━━━ Available data

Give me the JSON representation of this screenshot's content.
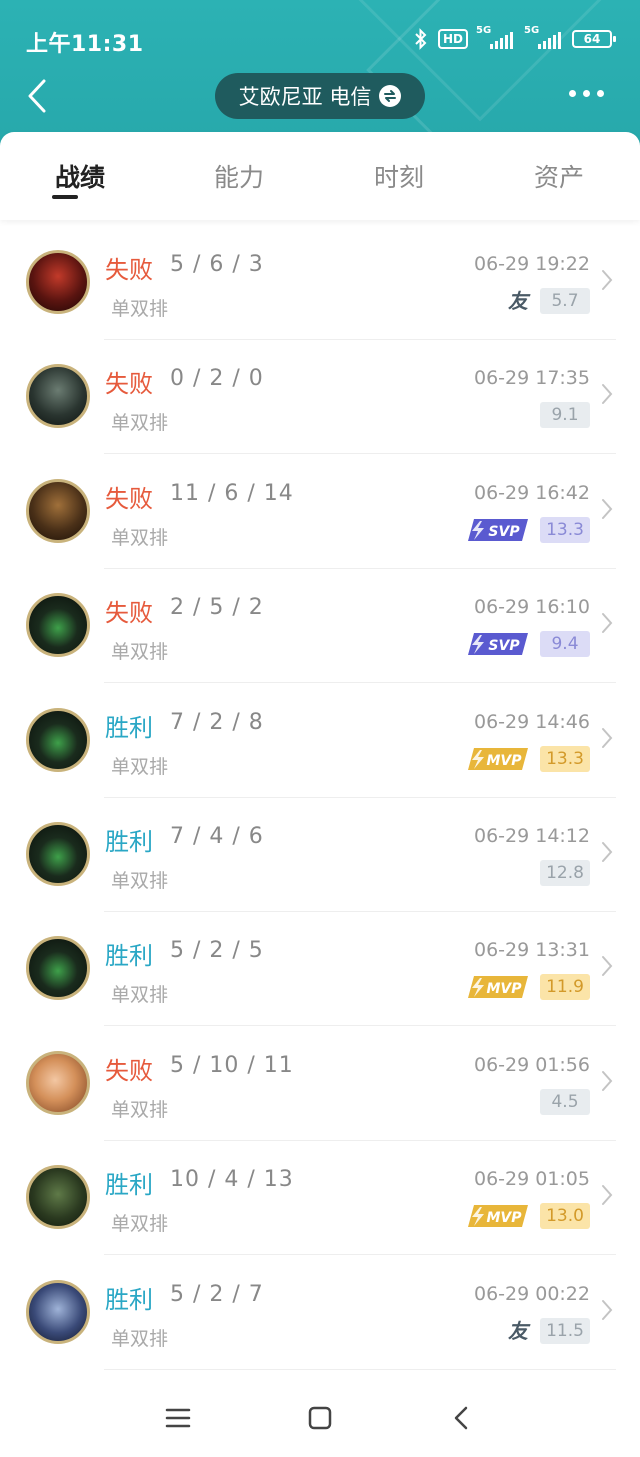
{
  "status_bar": {
    "time": "上午11:31",
    "hd_label": "HD",
    "net1": "5G",
    "net2": "5G",
    "battery": "64"
  },
  "header": {
    "server_name": "艾欧尼亚 电信",
    "back_icon": "chevron-left-icon",
    "swap_icon": "swap-icon",
    "more_icon": "more-dots-icon"
  },
  "tabs": [
    {
      "label": "战绩",
      "active": true
    },
    {
      "label": "能力",
      "active": false
    },
    {
      "label": "时刻",
      "active": false
    },
    {
      "label": "资产",
      "active": false
    }
  ],
  "matches": [
    {
      "result": "失败",
      "kda": "5 / 6 / 3",
      "mode": "单双排",
      "time": "06-29 19:22",
      "badge": "friend",
      "score": "5.7"
    },
    {
      "result": "失败",
      "kda": "0 / 2 / 0",
      "mode": "单双排",
      "time": "06-29 17:35",
      "badge": "",
      "score": "9.1"
    },
    {
      "result": "失败",
      "kda": "11 / 6 / 14",
      "mode": "单双排",
      "time": "06-29 16:42",
      "badge": "svp",
      "score": "13.3"
    },
    {
      "result": "失败",
      "kda": "2 / 5 / 2",
      "mode": "单双排",
      "time": "06-29 16:10",
      "badge": "svp",
      "score": "9.4"
    },
    {
      "result": "胜利",
      "kda": "7 / 2 / 8",
      "mode": "单双排",
      "time": "06-29 14:46",
      "badge": "mvp",
      "score": "13.3"
    },
    {
      "result": "胜利",
      "kda": "7 / 4 / 6",
      "mode": "单双排",
      "time": "06-29 14:12",
      "badge": "",
      "score": "12.8"
    },
    {
      "result": "胜利",
      "kda": "5 / 2 / 5",
      "mode": "单双排",
      "time": "06-29 13:31",
      "badge": "mvp",
      "score": "11.9"
    },
    {
      "result": "失败",
      "kda": "5 / 10 / 11",
      "mode": "单双排",
      "time": "06-29 01:56",
      "badge": "",
      "score": "4.5"
    },
    {
      "result": "胜利",
      "kda": "10 / 4 / 13",
      "mode": "单双排",
      "time": "06-29 01:05",
      "badge": "mvp",
      "score": "13.0"
    },
    {
      "result": "胜利",
      "kda": "5 / 2 / 7",
      "mode": "单双排",
      "time": "06-29 00:22",
      "badge": "friend",
      "score": "11.5"
    }
  ],
  "badge_labels": {
    "svp": "SVP",
    "mvp": "MVP",
    "friend": "友"
  },
  "colors": {
    "header": "#2cb2b4",
    "pill": "#1f5b5e",
    "lose": "#e65a3c",
    "win": "#2aa7c5",
    "mvp": "#e8b63a",
    "svp": "#5a5ad0"
  },
  "bottom_nav": [
    "menu-icon",
    "home-icon",
    "back-icon"
  ]
}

━━━━━━

Using the records above, find and show each line with the string "icon".

_In response_:
    "back_icon": "chevron-left-icon",
    "swap_icon": "swap-icon",
    "more_icon": "more-dots-icon"
    "menu-icon",
    "home-icon",
    "back-icon"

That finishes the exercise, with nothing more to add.